Written exercise → Only a number is wanted: how many lines in the records below contain "into"?

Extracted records
————————

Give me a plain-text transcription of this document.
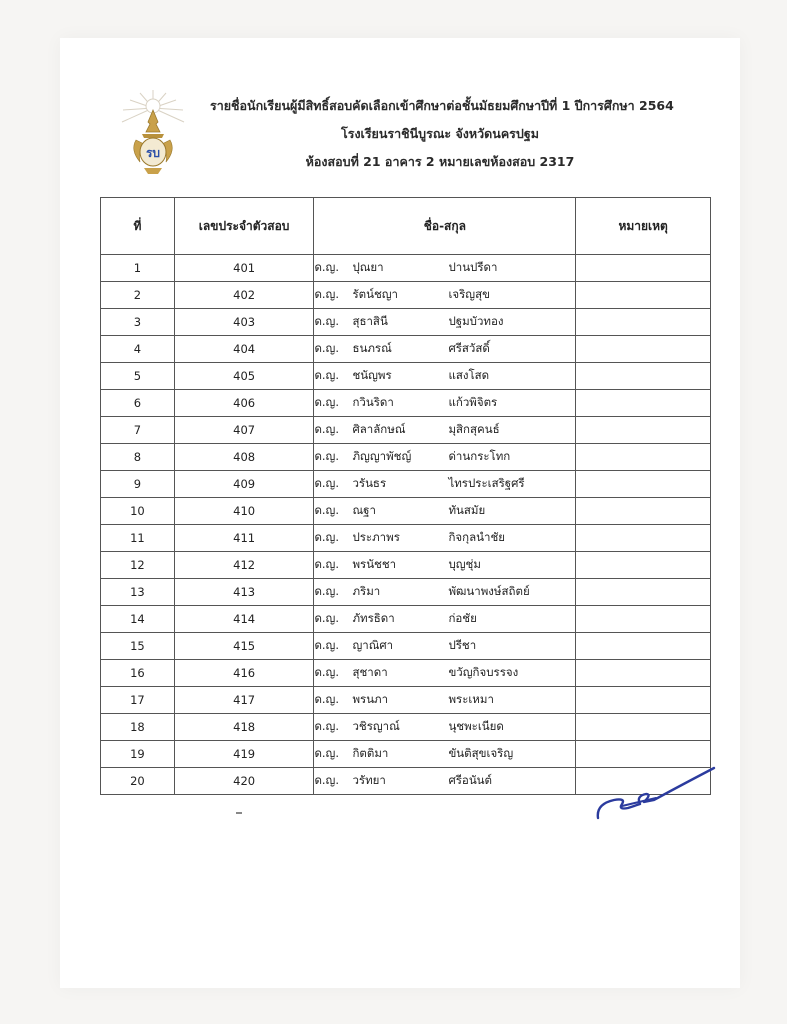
รบ
รายชื่อนักเรียนผู้มีสิทธิ์สอบคัดเลือกเข้าศึกษาต่อชั้นมัธยมศึกษาปีที่ 1 ปีการศึกษา 2564
โรงเรียนราชินีบูรณะ จังหวัดนครปฐม
ห้องสอบที่ 21 อาคาร 2 หมายเลขห้องสอบ 2317
ที่	เลขประจำตัวสอบ	ชื่อ-สกุล	หมายเหตุ
1	401	ด.ญ. ปุณยา ปานปรีดา	
2	402	ด.ญ. รัตน์ชญา เจริญสุข	
3	403	ด.ญ. สุธาสินี ปฐมบัวทอง	
4	404	ด.ญ. ธนภรณ์ ศรีสวัสดิ์	
5	405	ด.ญ. ชนัญพร แสงโสด	
6	406	ด.ญ. กวินริดา แก้วพิจิตร	
7	407	ด.ญ. ศิลาลักษณ์ มุสิกสุคนธ์	
8	408	ด.ญ. ภิญญาพัชญ์ ด่านกระโทก	
9	409	ด.ญ. วรันธร ไทรประเสริฐศรี	
10	410	ด.ญ. ณฐา ทันสมัย	
11	411	ด.ญ. ประภาพร กิจกุลนำชัย	
12	412	ด.ญ. พรนัชชา บุญชุ่ม	
13	413	ด.ญ. ภริมา พัฒนาพงษ์สถิตย์	
14	414	ด.ญ. ภัทรธิดา ก่อชัย	
15	415	ด.ญ. ญาณิศา ปรีชา	
16	416	ด.ญ. สุชาดา ขวัญกิจบรรจง	
17	417	ด.ญ. พรนภา พระเหมา	
18	418	ด.ญ. วชิรญาณ์ นุชพะเนียด	
19	419	ด.ญ. กิตติมา ขันติสุขเจริญ	
20	420	ด.ญ. วรัทยา ศรีอนันต์	
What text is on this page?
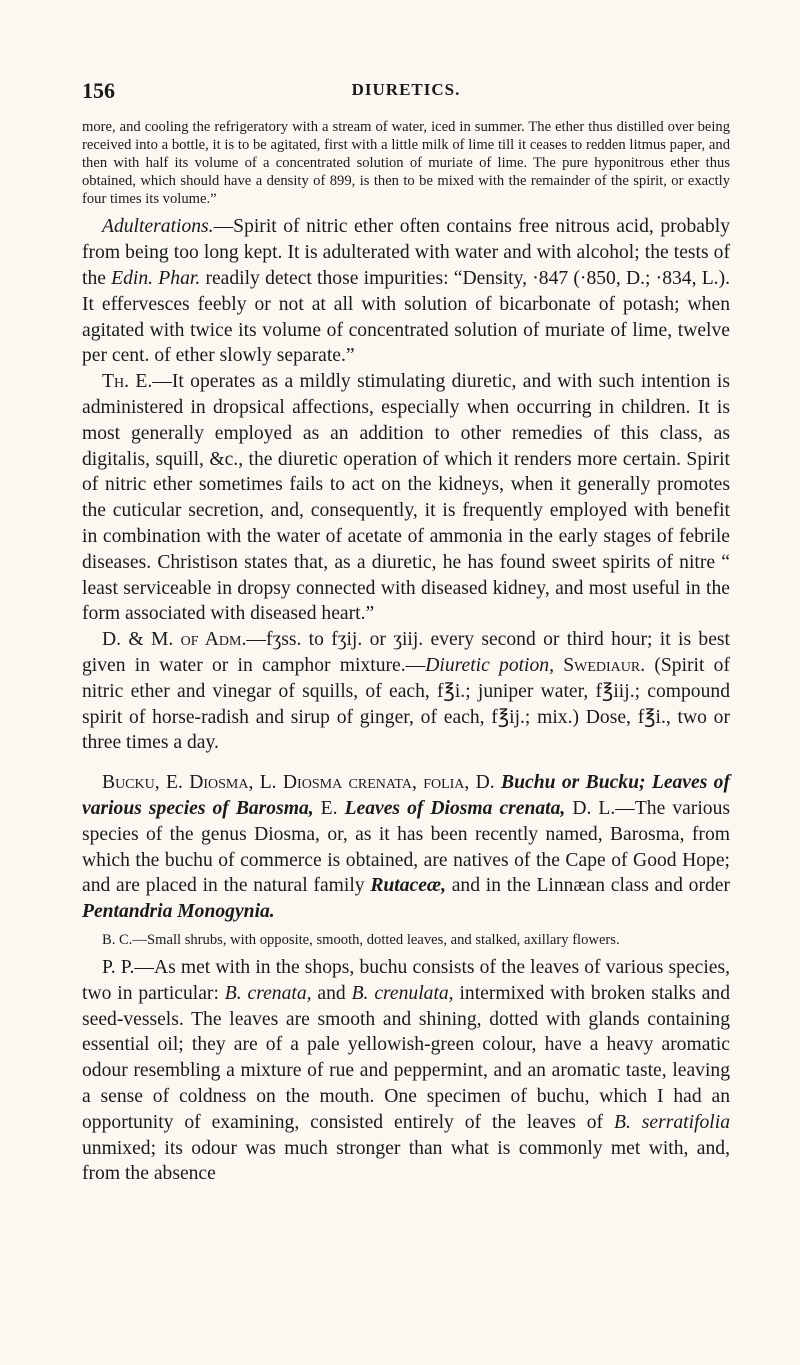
156	DIURETICS.

more, and cooling the refrigeratory with a stream of water, iced in summer. The ether thus distilled over being received into a bottle, it is to be agitated, first with a little milk of lime till it ceases to redden litmus paper, and then with half its volume of a concentrated solution of muriate of lime. The pure hyponitrous ether thus obtained, which should have a density of 899, is then to be mixed with the remainder of the spirit, or exactly four times its volume.”

Adulterations.—Spirit of nitric ether often contains free nitrous acid, probably from being too long kept. It is adulterated with water and with alcohol; the tests of the Edin. Phar. readily detect those impurities: “Density, ·847 (·850, D.; ·834, L.). It effervesces feebly or not at all with solution of bicarbonate of potash; when agitated with twice its volume of concentrated solution of muriate of lime, twelve per cent. of ether slowly separate.”

Th. E.—It operates as a mildly stimulating diuretic, and with such intention is administered in dropsical affections, especially when occurring in children. It is most generally employed as an addition to other remedies of this class, as digitalis, squill, &c., the diuretic operation of which it renders more certain. Spirit of nitric ether sometimes fails to act on the kidneys, when it generally promotes the cuticular secretion, and, consequently, it is frequently employed with benefit in combination with the water of acetate of ammonia in the early stages of febrile diseases. Christison states that, as a diuretic, he has found sweet spirits of nitre “ least serviceable in dropsy connected with diseased kidney, and most useful in the form associated with diseased heart.”

D. & M. of Adm.—fʒss. to fʒij. or ʒiij. every second or third hour; it is best given in water or in camphor mixture.—Diuretic potion, Swediaur. (Spirit of nitric ether and vinegar of squills, of each, f℥i.; juniper water, f℥iij.; compound spirit of horse-radish and sirup of ginger, of each, f℥ij.; mix.) Dose, f℥i., two or three times a day.

Bucku, E. Diosma, L. Diosma crenata, folia, D. Buchu or Bucku; Leaves of various species of Barosma, E. Leaves of Diosma crenata, D. L.—The various species of the genus Diosma, or, as it has been recently named, Barosma, from which the buchu of commerce is obtained, are natives of the Cape of Good Hope; and are placed in the natural family Rutaceæ, and in the Linnæan class and order Pentandria Monogynia.

B. C.—Small shrubs, with opposite, smooth, dotted leaves, and stalked, axillary flowers.

P. P.—As met with in the shops, buchu consists of the leaves of various species, two in particular: B. crenata, and B. crenulata, intermixed with broken stalks and seed-vessels. The leaves are smooth and shining, dotted with glands containing essential oil; they are of a pale yellowish-green colour, have a heavy aromatic odour resembling a mixture of rue and peppermint, and an aromatic taste, leaving a sense of coldness on the mouth. One specimen of buchu, which I had an opportunity of examining, consisted entirely of the leaves of B. serratifolia unmixed; its odour was much stronger than what is commonly met with, and, from the absence
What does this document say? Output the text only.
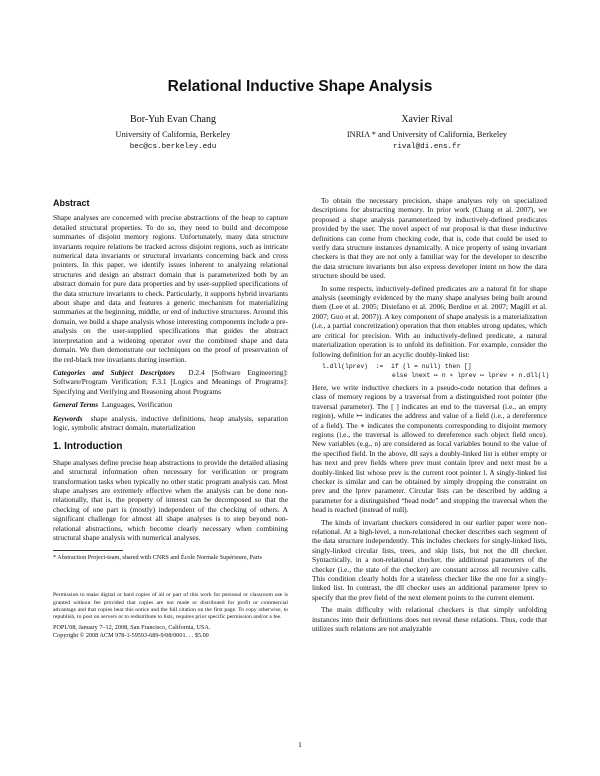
Relational Inductive Shape Analysis
Bor-Yuh Evan Chang
University of California, Berkeley
bec@cs.berkeley.edu
Xavier Rival
INRIA * and University of California, Berkeley
rival@di.ens.fr
Abstract

Shape analyses are concerned with precise abstractions of the heap to capture detailed structural properties. To do so, they need to build and decompose summaries of disjoint memory regions. Unfortunately, many data structure invariants require relations be tracked across disjoint regions, such as intricate numerical data invariants or structural invariants concerning back and cross pointers. In this paper, we identify issues inherent to analyzing relational structures and design an abstract domain that is parameterized both by an abstract domain for pure data properties and by user-supplied specifications of the data structure invariants to check. Particularly, it supports hybrid invariants about shape and data and features a generic mechanism for materializing summaries at the beginning, middle, or end of inductive structures. Around this domain, we build a shape analysis whose interesting components include a pre-analysis on the user-supplied specifications that guides the abstract interpretation and a widening operator over the combined shape and data domain. We then demonstrate our techniques on the proof of preservation of the red-black tree invariants during insertion.

Categories and Subject Descriptors D.2.4 [Software Engineering]: Software/Program Verification; F.3.1 [Logics and Meanings of Programs]: Specifying and Verifying and Reasoning about Programs

General Terms Languages, Verification

Keywords shape analysis, inductive definitions, heap analysis, separation logic, symbolic abstract domain, materialization

1. Introduction

Shape analyses define precise heap abstractions to provide the detailed aliasing and structural information often necessary for verification or program transformation tasks when typically no other static program analysis can. Most shape analyses are extremely effective when the analysis can be done non-relationally, that is, the property of interest can be decomposed so that the checking of one part is (mostly) independent of the checking of others. A significant challenge for almost all shape analyses is to step beyond non-relational abstractions, which become clearly necessary when combining structural shape analysis with numerical analyses.

* Abstraction Project-team, shared with CNRS and École Normale Supérieure, Paris

Permission to make digital or hard copies of all or part of this work for personal or classroom use is granted without fee provided that copies are not made or distributed for profit or commercial advantage and that copies bear this notice and the full citation on the first page. To copy otherwise, to republish, to post on servers or to redistribute to lists, requires prior specific permission and/or a fee.

POPL'08, January 7–12, 2008, San Francisco, California, USA.

Copyright © 2008 ACM 978-1-59593-689-9/08/0001. . . $5.00

To obtain the necessary precision, shape analyses rely on specialized descriptions for abstracting memory. In prior work (Chang et al. 2007), we proposed a shape analysis parameterized by inductively-defined predicates provided by the user. The novel aspect of our proposal is that these inductive definitions can come from checking code, that is, code that could be used to verify data structure instances dynamically. A nice property of using invariant checkers is that they are not only a familiar way for the developer to describe the data structure invariants but also express developer intent on how the data structure should be used.

In some respects, inductively-defined predicates are a natural fit for shape analysis (seemingly evidenced by the many shape analyses being built around them (Lee et al. 2005; Distefano et al. 2006; Berdine et al. 2007; Magill et al. 2007; Guo et al. 2007)). A key component of shape analysis is a materialization (i.e., a partial concretization) operation that then enables strong updates, which are critical for precision. With an inductively-defined predicate, a natural materialization operation is to unfold its definition. For example, consider the following definition for an acyclic doubly-linked list:

l.dll(lprev)  :=  if (l = null) then []
else lnext ↦ n ∗ lprev ↦ lprev ∗ n.dll(l)

Here, we write inductive checkers in a pseudo-code notation that defines a class of memory regions by a traversal from a distinguished root pointer (the traversal parameter). The [ ] indicates an end to the traversal (i.e., an empty region), while ↦ indicates the address and value of a field (i.e., a dereference of a field). The ∗ indicates the components corresponding to disjoint memory regions (i.e., the traversal is allowed to dereference each object field once). New variables (e.g., n) are considered as local variables bound to the value of the specified field. In the above, dll says a doubly-linked list is either empty or has next and prev fields where prev must contain lprev and next must be a doubly-linked list whose prev is the current root pointer l. A singly-linked list checker is similar and can be obtained by simply dropping the constraint on prev and the lprev parameter. Circular lists can be described by adding a parameter for a distinguished “head node” and stopping the traversal when the head is reached (instead of null).

The kinds of invariant checkers considered in our earlier paper were non-relational. At a high-level, a non-relational checker describes each segment of the data structure independently. This includes checkers for singly-linked lists, singly-linked circular lists, trees, and skip lists, but not the dll checker. Syntactically, in a non-relational checker, the additional parameters of the checker (i.e., the state of the checker) are constant across all recursive calls. This condition clearly holds for a stateless checker like the one for a singly-linked list. In contrast, the dll checker uses an additional parameter lprev to specify that the prev field of the next element points to the current element.

The main difficulty with relational checkers is that simply unfolding instances into their definitions does not reveal these relations. Thus, code that utilizes such relations are not analyzable

1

————————

Expected answer → 2